TASK REQUIREMENTS: Below, find each line holding "nature" and state how many there are, using the number alone.

RECORD SET:
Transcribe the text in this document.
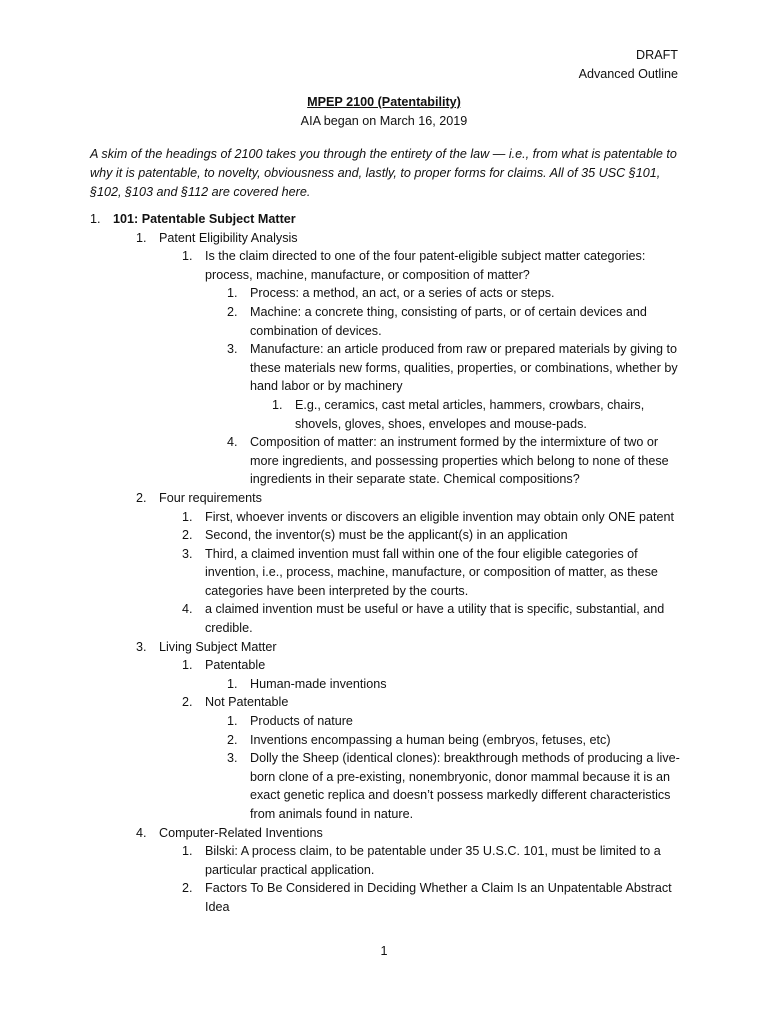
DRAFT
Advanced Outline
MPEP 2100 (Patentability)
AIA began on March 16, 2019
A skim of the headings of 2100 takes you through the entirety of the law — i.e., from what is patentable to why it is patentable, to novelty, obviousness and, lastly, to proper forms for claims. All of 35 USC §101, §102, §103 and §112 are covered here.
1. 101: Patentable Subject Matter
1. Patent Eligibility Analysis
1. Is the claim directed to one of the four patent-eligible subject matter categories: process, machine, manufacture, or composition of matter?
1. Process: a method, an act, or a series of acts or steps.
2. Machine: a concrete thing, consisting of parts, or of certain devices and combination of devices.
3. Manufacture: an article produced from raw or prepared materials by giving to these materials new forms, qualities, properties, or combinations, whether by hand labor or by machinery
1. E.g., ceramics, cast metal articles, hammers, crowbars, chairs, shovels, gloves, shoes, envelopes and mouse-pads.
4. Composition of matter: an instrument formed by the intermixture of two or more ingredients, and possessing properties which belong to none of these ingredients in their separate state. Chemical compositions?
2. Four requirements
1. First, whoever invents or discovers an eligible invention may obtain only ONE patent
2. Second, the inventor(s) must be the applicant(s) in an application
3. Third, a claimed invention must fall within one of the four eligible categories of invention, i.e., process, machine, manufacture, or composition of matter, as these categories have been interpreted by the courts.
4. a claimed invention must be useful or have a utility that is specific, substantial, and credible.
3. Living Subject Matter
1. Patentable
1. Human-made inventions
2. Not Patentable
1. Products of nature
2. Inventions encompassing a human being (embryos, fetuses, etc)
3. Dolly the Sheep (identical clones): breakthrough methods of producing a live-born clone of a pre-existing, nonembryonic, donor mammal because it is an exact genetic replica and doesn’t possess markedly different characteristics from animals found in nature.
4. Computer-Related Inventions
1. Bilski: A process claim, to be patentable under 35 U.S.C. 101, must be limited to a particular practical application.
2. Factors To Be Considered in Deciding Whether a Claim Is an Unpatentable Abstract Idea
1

--

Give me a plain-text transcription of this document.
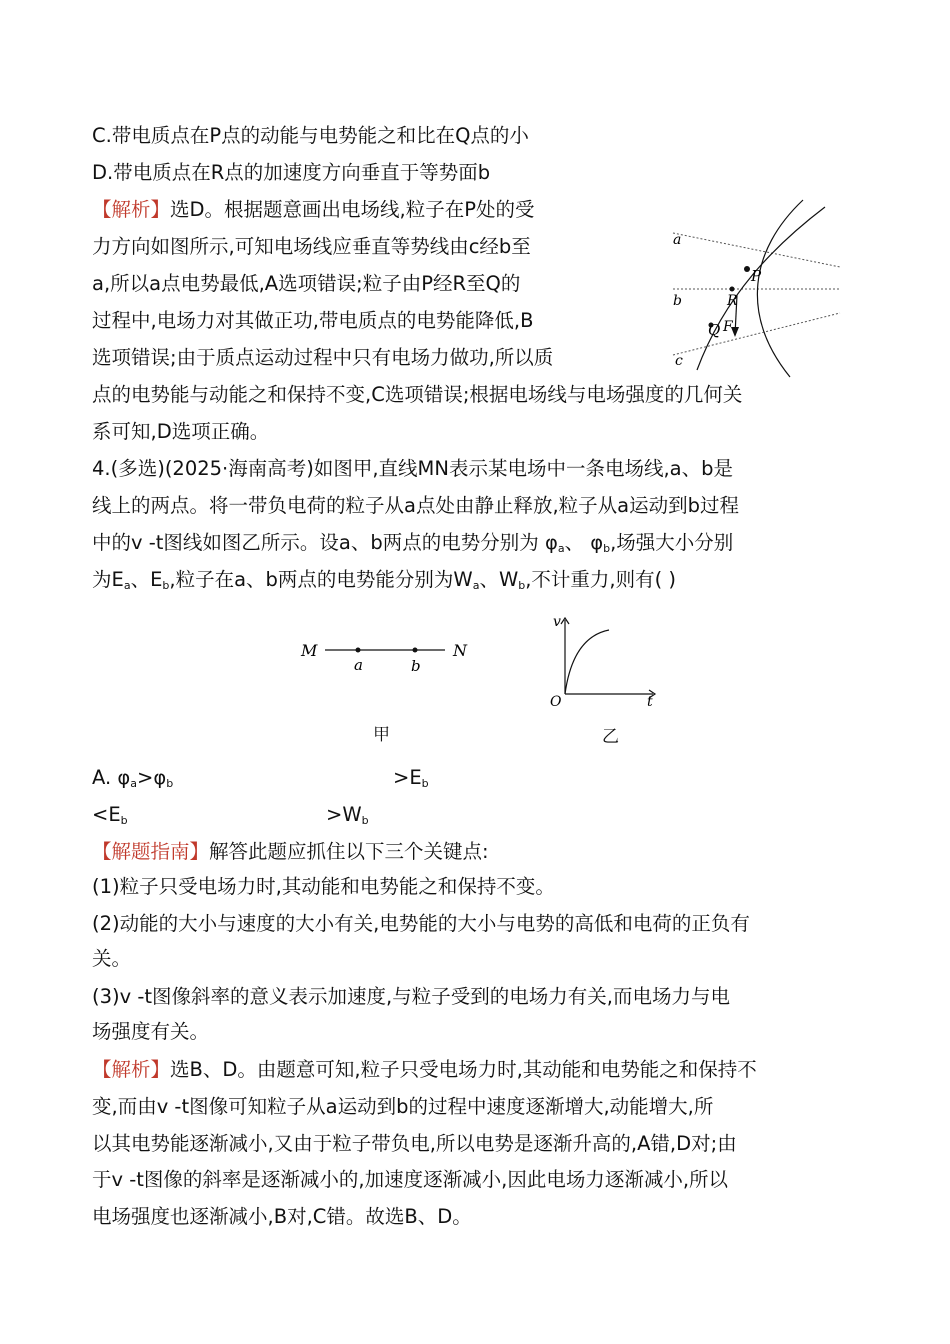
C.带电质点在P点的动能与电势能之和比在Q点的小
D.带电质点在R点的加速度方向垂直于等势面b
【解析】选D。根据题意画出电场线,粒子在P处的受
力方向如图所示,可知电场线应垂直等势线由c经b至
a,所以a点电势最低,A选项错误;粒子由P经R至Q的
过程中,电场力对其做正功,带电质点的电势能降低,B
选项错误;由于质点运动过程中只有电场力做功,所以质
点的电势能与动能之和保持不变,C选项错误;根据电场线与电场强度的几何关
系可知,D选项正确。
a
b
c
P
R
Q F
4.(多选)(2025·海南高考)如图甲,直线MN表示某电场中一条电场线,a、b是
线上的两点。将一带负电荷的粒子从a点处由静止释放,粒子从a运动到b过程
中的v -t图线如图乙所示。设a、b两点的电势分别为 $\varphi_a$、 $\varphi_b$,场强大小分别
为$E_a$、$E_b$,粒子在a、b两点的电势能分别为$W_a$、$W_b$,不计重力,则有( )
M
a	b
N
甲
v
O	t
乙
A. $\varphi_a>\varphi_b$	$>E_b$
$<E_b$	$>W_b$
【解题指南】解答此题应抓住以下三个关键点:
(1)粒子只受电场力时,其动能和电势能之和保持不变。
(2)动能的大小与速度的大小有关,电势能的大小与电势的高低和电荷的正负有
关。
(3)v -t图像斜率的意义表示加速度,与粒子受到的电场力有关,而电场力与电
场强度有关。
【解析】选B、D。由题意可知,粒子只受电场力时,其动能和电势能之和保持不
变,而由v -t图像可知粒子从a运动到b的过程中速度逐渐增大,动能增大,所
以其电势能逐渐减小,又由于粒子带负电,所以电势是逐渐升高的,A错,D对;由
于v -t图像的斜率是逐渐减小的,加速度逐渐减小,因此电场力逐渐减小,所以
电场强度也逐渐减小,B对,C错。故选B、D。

==

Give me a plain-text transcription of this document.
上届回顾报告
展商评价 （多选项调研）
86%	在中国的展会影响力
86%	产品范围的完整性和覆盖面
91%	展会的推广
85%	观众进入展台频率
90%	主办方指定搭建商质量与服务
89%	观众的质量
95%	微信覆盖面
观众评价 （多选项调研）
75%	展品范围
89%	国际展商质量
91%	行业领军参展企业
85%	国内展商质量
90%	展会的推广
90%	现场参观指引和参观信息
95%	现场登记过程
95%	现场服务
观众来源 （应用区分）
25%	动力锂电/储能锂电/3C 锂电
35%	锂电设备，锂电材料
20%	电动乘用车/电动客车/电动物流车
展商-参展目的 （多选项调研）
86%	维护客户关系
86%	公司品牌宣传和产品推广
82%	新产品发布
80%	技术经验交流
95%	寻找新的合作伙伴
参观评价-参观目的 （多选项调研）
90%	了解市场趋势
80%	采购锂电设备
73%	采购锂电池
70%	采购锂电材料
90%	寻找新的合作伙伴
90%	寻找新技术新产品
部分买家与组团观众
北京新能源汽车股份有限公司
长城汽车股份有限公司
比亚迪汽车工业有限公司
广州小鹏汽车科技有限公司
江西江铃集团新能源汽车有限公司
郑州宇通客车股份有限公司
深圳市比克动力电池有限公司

OUTPUT FOR THIS TASK: 2